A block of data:
══════════════════════════════
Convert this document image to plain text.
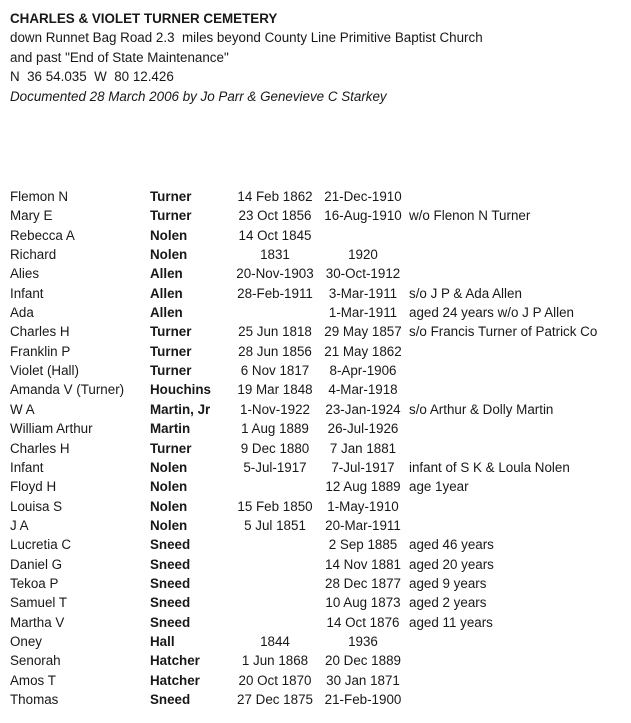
CHARLES & VIOLET TURNER CEMETERY

down Runnet Bag Road 2.3  miles beyond County Line Primitive Baptist Church

and past "End of State Maintenance"

N  36 54.035  W  80 12.426

Documented 28 March 2006 by Jo Parr & Genevieve C Starkey

Flemon N	Turner	14 Feb 1862	21-Dec-1910	
Mary E	Turner	23 Oct 1856	16-Aug-1910	w/o Flenon N Turner
Rebecca A	Nolen	14 Oct 1845		
Richard	Nolen	1831	1920	
Alies	Allen	20-Nov-1903	30-Oct-1912	
Infant	Allen	28-Feb-1911	3-Mar-1911	s/o J P & Ada Allen
Ada	Allen		1-Mar-1911	aged 24 years w/o J P Allen
Charles H	Turner	25 Jun 1818	29 May 1857	s/o Francis Turner of Patrick Co
Franklin P	Turner	28 Jun 1856	21 May 1862	
Violet (Hall)	Turner	6 Nov 1817	8-Apr-1906	
Amanda V (Turner)	Houchins	19 Mar 1848	4-Mar-1918	
W A	Martin, Jr	1-Nov-1922	23-Jan-1924	s/o Arthur & Dolly Martin
William Arthur	Martin	1 Aug 1889	26-Jul-1926	
Charles H	Turner	9 Dec 1880	7 Jan 1881	
Infant	Nolen	5-Jul-1917	7-Jul-1917	infant of S K & Loula Nolen
Floyd H	Nolen		12 Aug 1889	age 1year
Louisa S	Nolen	15 Feb 1850	1-May-1910	
J A	Nolen	5 Jul 1851	20-Mar-1911	
Lucretia C	Sneed		2 Sep 1885	aged 46 years
Daniel G	Sneed		14 Nov 1881	aged 20 years
Tekoa P	Sneed		28 Dec 1877	aged 9 years
Samuel T	Sneed		10 Aug 1873	aged 2 years
Martha V	Sneed		14 Oct 1876	aged 11 years
Oney	Hall	1844	1936	
Senorah	Hatcher	1 Jun 1868	20 Dec 1889	
Amos T	Hatcher	20 Oct 1870	30 Jan 1871	
Thomas	Sneed	27 Dec 1875	21-Feb-1900	
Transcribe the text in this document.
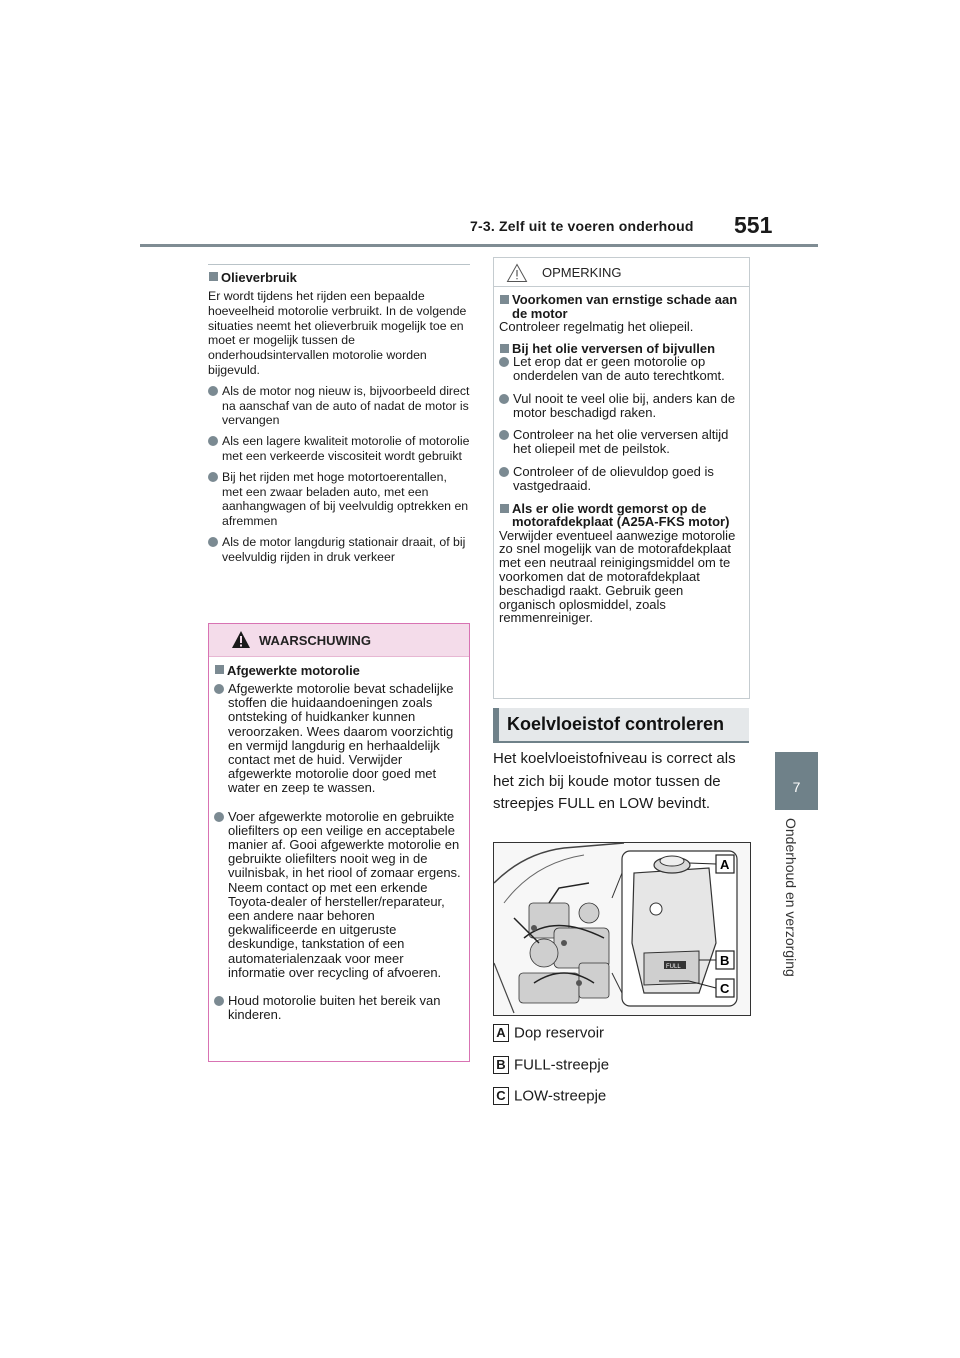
7-3. Zelf uit te voeren onderhoud 551
7
Onderhoud en verzorging
Olieverbruik

Er wordt tijdens het rijden een bepaalde hoeveelheid motorolie verbruikt. In de volgende situaties neemt het olieverbruik mogelijk toe en moet er mogelijk tussen de onderhoudsintervallen motorolie worden bijgevuld.

Als de motor nog nieuw is, bijvoorbeeld direct na aanschaf van de auto of nadat de motor is vervangen
Als een lagere kwaliteit motorolie of motorolie met een verkeerde viscositeit wordt gebruikt
Bij het rijden met hoge motortoerentallen, met een zwaar beladen auto, met een aanhangwagen of bij veelvuldig optrekken en afremmen
Als de motor langdurig stationair draait, of bij veelvuldig rijden in druk verkeer
WAARSCHUWING
Afgewerkte motorolie
Afgewerkte motorolie bevat schadelijke stoffen die huidaandoeningen zoals ontsteking of huidkanker kunnen veroorzaken. Wees daarom voorzichtig en vermijd langdurig en herhaaldelijk contact met de huid. Verwijder afgewerkte motorolie door goed met water en zeep te wassen.
Voer afgewerkte motorolie en gebruikte oliefilters op een veilige en acceptabele manier af. Gooi afgewerkte motorolie en gebruikte oliefilters nooit weg in de vuilnisbak, in het riool of zomaar ergens. Neem contact op met een erkende Toyota-dealer of hersteller/reparateur, een andere naar behoren gekwalificeerde en uitgeruste deskundige, tankstation of een automaterialenzaak voor meer informatie over recycling of afvoeren.
Houd motorolie buiten het bereik van kinderen.
OPMERKING
Voorkomen van ernstige schade aan de motor

Controleer regelmatig het oliepeil.

Bij het olie verversen of bijvullen
Let erop dat er geen motorolie op onderdelen van de auto terechtkomt.
Vul nooit te veel olie bij, anders kan de motor beschadigd raken.
Controleer na het olie verversen altijd het oliepeil met de peilstok.
Controleer of de olievuldop goed is vastgedraaid.
Als er olie wordt gemorst op de motorafdekplaat (A25A-FKS motor)

Verwijder eventueel aanwezige motorolie zo snel mogelijk van de motorafdekplaat met een neutraal reinigingsmiddel om te voorkomen dat de motorafdekplaat beschadigd raakt. Gebruik geen organisch oplosmiddel, zoals remmenreiniger.

Koelvloeistof controleren
Het koelvloeistofniveau is correct als het zich bij koude motor tussen de streepjes FULL en LOW bevindt.
FULL
A
B
C
A Dop reservoir
B FULL-streepje
C LOW-streepje
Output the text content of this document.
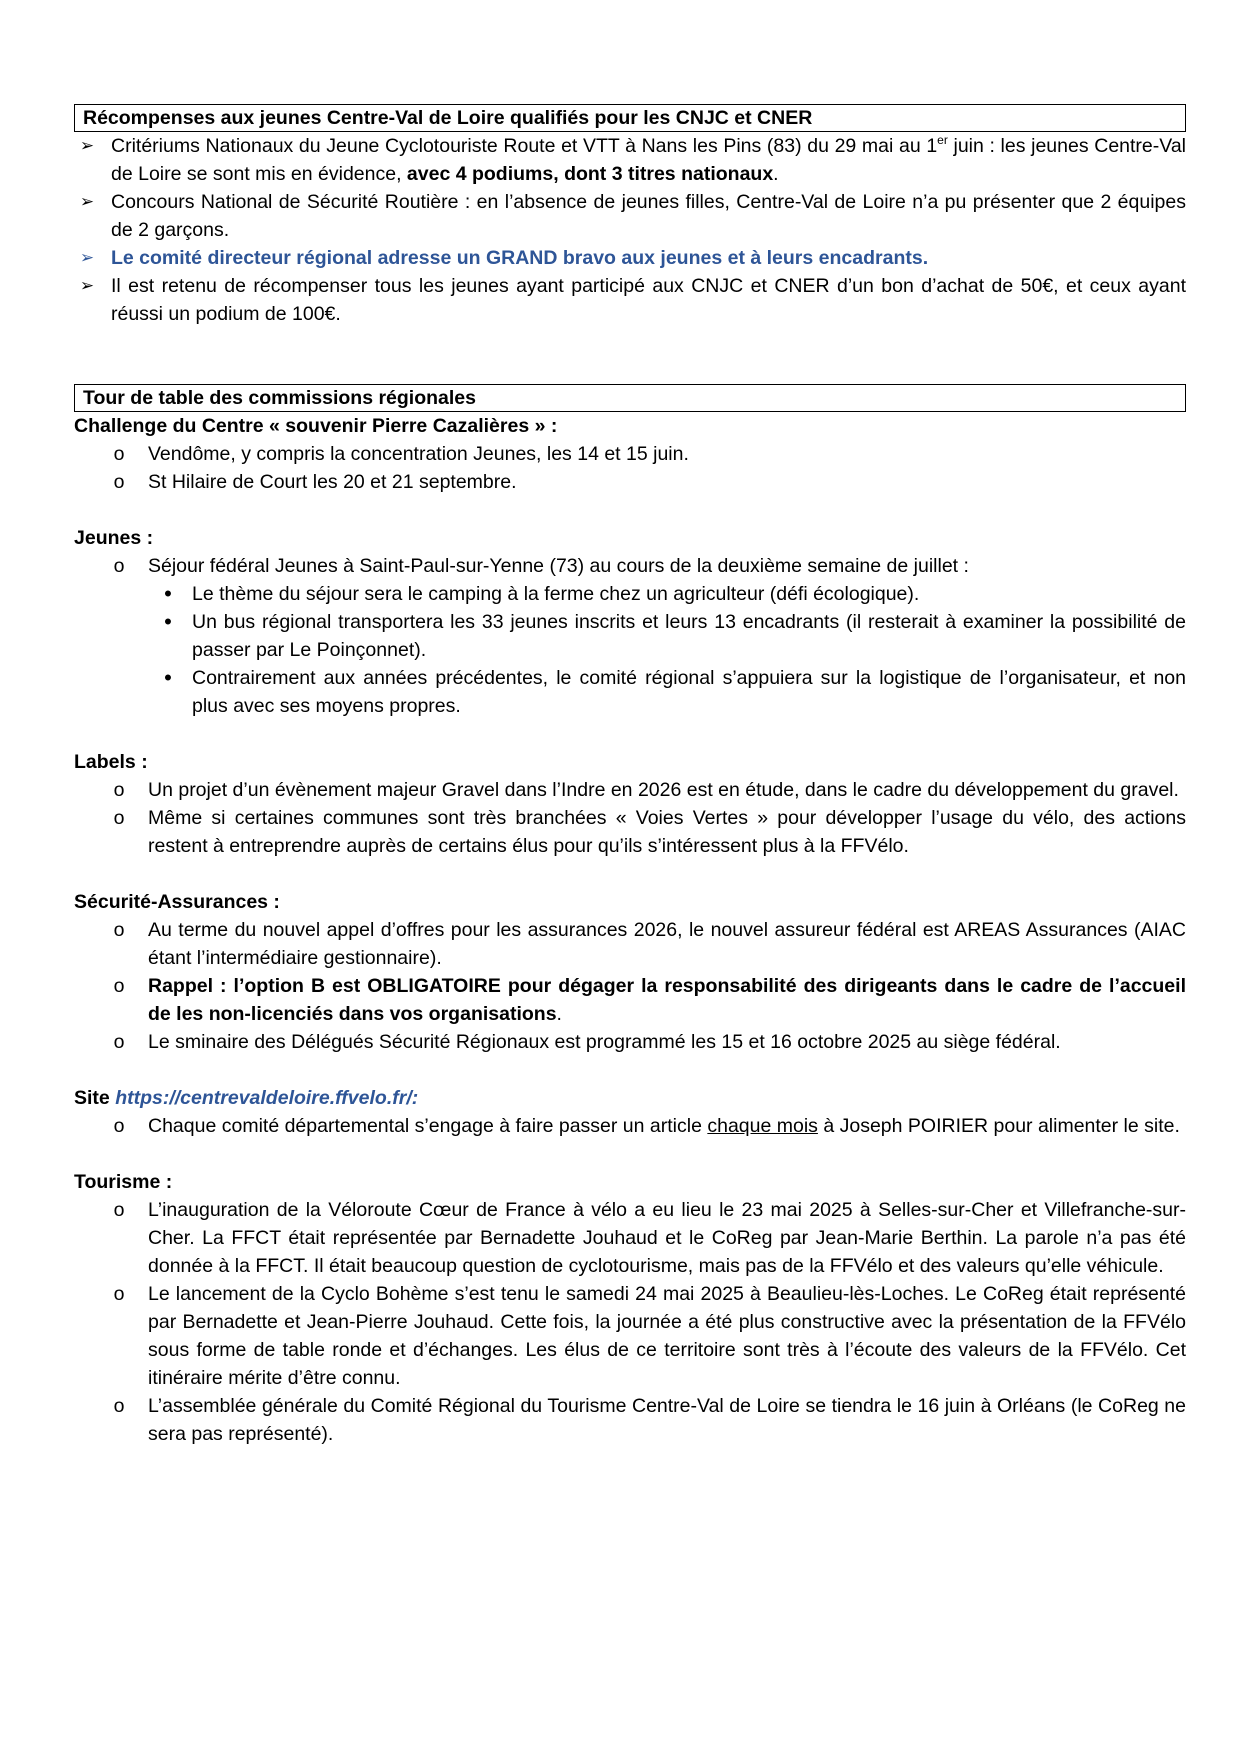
Récompenses aux jeunes Centre-Val de Loire qualifiés pour les CNJC et CNER
➢ Critériums Nationaux du Jeune Cyclotouriste Route et VTT à Nans les Pins (83) du 29 mai au 1er juin : les jeunes Centre-Val de Loire se sont mis en évidence, avec 4 podiums, dont 3 titres nationaux.
➢ Concours National de Sécurité Routière : en l’absence de jeunes filles, Centre-Val de Loire n’a pu présenter que 2 équipes de 2 garçons.
➢ Le comité directeur régional adresse un GRAND bravo aux jeunes et à leurs encadrants.
➢ Il est retenu de récompenser tous les jeunes ayant participé aux CNJC et CNER d’un bon d’achat de 50€, et ceux ayant réussi un podium de 100€.
Tour de table des commissions régionales
Challenge du Centre « souvenir Pierre Cazalières » :
o Vendôme, y compris la concentration Jeunes, les 14 et 15 juin.
o St Hilaire de Court les 20 et 21 septembre.
Jeunes :
o Séjour fédéral Jeunes à Saint-Paul-sur-Yenne (73) au cours de la deuxième semaine de juillet :
• Le thème du séjour sera le camping à la ferme chez un agriculteur (défi écologique).
• Un bus régional transportera les 33 jeunes inscrits et leurs 13 encadrants (il resterait à examiner la possibilité de passer par Le Poinçonnet).
• Contrairement aux années précédentes, le comité régional s’appuiera sur la logistique de l’organisateur, et non plus avec ses moyens propres.
Labels :
o Un projet d’un évènement majeur Gravel dans l’Indre en 2026 est en étude, dans le cadre du développement du gravel.
o Même si certaines communes sont très branchées « Voies Vertes » pour développer l’usage du vélo, des actions restent à entreprendre auprès de certains élus pour qu’ils s’intéressent plus à la FFVélo.
Sécurité-Assurances :
o Au terme du nouvel appel d’offres pour les assurances 2026, le nouvel assureur fédéral est AREAS Assurances (AIAC étant l’intermédiaire gestionnaire).
o Rappel : l’option B est OBLIGATOIRE pour dégager la responsabilité des dirigeants dans le cadre de l’accueil de les non-licenciés dans vos organisations.
o Le sminaire des Délégués Sécurité Régionaux est programmé les 15 et 16 octobre 2025 au siège fédéral.
Site https://centrevaldeloire.ffvelo.fr/:
o Chaque comité départemental s’engage à faire passer un article chaque mois à Joseph POIRIER pour alimenter le site.
Tourisme :
o L’inauguration de la Véloroute Cœur de France à vélo a eu lieu le 23 mai 2025 à Selles-sur-Cher et Villefranche-sur-Cher. La FFCT était représentée par Bernadette Jouhaud et le CoReg par Jean-Marie Berthin. La parole n’a pas été donnée à la FFCT. Il était beaucoup question de cyclotourisme, mais pas de la FFVélo et des valeurs qu’elle véhicule.
o Le lancement de la Cyclo Bohème s’est tenu le samedi 24 mai 2025 à Beaulieu-lès-Loches. Le CoReg était représenté par Bernadette et Jean-Pierre Jouhaud. Cette fois, la journée a été plus constructive avec la présentation de la FFVélo sous forme de table ronde et d’échanges. Les élus de ce territoire sont très à l’écoute des valeurs de la FFVélo. Cet itinéraire mérite d’être connu.
o L’assemblée générale du Comité Régional du Tourisme Centre-Val de Loire se tiendra le 16 juin à Orléans (le CoReg ne sera pas représenté).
══════════════════════════════
Problem details:
In the entries above, count every line containing the word "FULL". Write only the total.

Response below:
3